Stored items
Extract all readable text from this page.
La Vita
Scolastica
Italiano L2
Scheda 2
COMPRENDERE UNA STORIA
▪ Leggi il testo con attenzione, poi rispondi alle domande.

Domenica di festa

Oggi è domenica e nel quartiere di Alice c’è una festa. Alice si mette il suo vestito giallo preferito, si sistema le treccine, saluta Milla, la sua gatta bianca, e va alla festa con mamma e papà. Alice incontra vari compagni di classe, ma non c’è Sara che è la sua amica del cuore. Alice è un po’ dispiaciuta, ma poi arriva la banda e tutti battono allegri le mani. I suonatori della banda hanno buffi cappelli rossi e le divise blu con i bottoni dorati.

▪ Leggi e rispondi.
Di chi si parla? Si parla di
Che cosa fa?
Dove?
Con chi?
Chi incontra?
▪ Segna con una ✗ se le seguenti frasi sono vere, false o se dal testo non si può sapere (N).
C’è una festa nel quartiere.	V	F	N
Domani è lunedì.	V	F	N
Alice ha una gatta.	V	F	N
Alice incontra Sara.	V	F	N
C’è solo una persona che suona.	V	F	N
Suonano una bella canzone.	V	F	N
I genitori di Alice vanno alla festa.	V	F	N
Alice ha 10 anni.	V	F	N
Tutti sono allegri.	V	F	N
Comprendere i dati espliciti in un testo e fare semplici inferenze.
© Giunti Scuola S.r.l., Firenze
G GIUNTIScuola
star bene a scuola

---

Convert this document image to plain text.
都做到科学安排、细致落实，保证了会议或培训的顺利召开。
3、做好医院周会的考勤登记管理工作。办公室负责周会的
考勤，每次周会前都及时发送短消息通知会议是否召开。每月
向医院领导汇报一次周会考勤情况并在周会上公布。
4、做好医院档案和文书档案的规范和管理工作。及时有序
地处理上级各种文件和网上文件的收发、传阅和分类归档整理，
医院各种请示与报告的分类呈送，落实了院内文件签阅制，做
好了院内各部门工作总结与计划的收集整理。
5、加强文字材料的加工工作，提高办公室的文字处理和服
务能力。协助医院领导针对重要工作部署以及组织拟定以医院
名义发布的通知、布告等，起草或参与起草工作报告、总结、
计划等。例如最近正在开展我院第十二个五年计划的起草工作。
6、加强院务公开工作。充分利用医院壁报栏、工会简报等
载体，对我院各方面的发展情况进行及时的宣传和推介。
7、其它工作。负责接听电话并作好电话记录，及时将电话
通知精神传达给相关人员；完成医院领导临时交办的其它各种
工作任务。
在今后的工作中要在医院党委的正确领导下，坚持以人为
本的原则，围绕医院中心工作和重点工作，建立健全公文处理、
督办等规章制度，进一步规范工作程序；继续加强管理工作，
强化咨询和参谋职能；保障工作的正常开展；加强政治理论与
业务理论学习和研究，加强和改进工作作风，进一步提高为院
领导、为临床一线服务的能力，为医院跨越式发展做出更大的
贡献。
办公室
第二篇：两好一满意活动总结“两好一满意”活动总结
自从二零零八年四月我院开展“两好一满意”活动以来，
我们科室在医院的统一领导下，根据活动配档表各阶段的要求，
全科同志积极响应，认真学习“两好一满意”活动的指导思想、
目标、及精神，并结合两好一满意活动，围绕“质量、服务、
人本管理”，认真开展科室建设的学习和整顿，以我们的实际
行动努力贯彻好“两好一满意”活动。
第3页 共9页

...

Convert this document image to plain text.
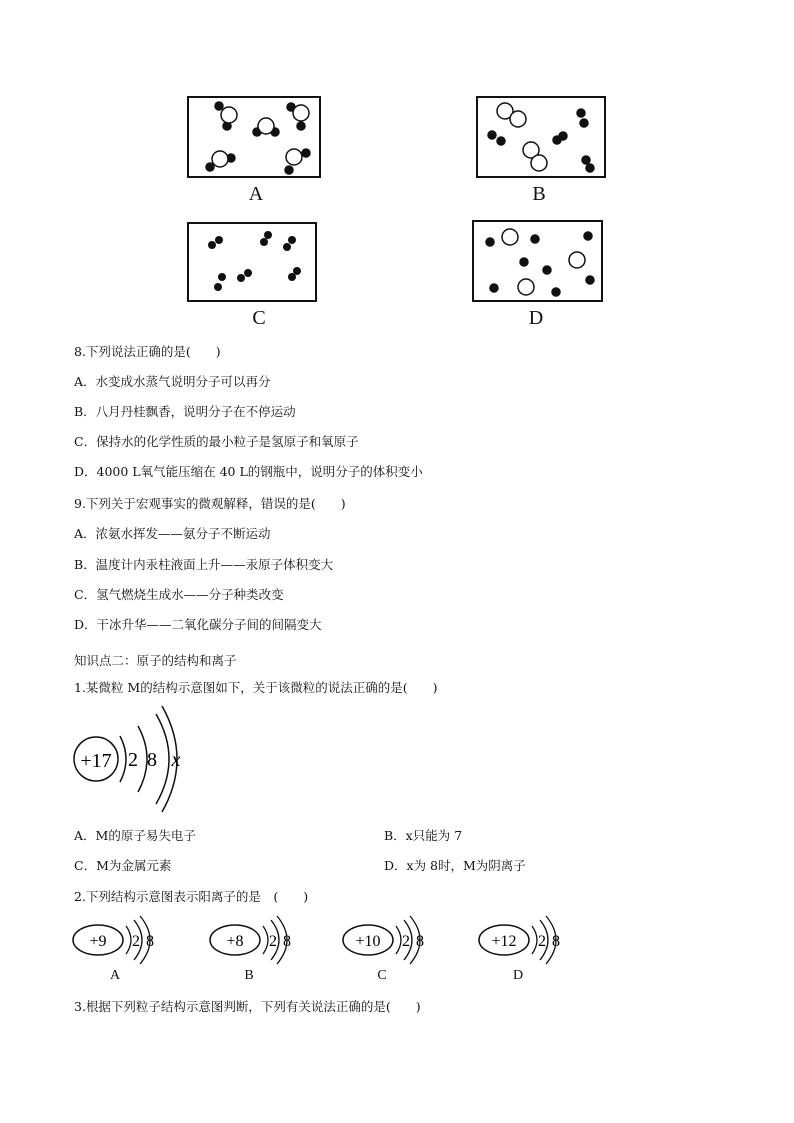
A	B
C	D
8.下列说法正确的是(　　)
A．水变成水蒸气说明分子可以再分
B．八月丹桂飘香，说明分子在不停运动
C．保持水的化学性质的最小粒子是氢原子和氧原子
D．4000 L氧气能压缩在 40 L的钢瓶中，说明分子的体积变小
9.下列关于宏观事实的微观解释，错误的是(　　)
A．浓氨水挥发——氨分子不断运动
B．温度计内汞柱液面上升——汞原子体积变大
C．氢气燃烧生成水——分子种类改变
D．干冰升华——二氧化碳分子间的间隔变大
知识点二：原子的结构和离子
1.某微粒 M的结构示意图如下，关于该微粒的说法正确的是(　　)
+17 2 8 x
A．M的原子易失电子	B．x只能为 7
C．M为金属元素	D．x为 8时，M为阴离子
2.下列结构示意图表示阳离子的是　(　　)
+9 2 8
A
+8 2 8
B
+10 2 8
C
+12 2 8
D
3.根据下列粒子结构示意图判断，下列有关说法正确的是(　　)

◆ PROBLEM DESCRIPTION
Count the lines of the data that include the string "testo", and give only that number.

◆ COMPLETED TASK
3